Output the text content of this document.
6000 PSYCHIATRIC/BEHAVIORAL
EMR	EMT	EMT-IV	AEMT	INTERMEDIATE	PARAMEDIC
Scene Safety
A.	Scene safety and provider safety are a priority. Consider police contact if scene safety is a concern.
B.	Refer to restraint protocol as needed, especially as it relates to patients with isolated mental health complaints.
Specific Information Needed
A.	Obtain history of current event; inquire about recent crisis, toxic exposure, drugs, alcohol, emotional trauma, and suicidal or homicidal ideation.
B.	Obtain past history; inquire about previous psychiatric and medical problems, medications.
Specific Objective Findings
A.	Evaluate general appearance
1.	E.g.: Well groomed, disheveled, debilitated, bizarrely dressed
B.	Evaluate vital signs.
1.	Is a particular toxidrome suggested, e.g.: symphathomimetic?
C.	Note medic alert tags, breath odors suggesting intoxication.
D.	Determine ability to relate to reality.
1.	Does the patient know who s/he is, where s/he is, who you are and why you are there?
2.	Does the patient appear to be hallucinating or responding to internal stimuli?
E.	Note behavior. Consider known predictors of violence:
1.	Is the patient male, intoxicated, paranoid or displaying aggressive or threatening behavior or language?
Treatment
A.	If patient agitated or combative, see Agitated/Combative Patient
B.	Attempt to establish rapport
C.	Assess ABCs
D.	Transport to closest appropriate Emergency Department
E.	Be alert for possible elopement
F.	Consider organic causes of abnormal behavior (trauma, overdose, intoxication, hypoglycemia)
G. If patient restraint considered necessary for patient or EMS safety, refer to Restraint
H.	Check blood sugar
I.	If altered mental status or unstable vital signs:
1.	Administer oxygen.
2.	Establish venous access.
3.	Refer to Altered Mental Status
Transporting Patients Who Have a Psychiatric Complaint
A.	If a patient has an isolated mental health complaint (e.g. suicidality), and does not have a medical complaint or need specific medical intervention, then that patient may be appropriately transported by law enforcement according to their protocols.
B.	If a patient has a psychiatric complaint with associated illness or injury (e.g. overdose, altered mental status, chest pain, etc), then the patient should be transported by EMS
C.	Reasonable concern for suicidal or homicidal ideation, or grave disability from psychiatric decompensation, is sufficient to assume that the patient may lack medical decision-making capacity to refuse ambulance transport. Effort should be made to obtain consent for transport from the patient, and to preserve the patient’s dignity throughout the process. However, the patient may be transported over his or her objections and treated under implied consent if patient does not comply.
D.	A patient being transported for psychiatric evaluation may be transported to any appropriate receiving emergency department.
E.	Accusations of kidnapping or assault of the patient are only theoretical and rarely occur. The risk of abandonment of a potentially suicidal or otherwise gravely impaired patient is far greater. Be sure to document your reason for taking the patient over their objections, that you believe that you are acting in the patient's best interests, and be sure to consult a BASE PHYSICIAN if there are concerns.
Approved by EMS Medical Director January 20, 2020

◆ **What the exercise asks**: The lines holding the word "vital" are the answer. Pull them out of the records and copy them.

◆ **Result for this task**:
B.	Evaluate vital signs.
I.	If altered mental status or unstable vital signs:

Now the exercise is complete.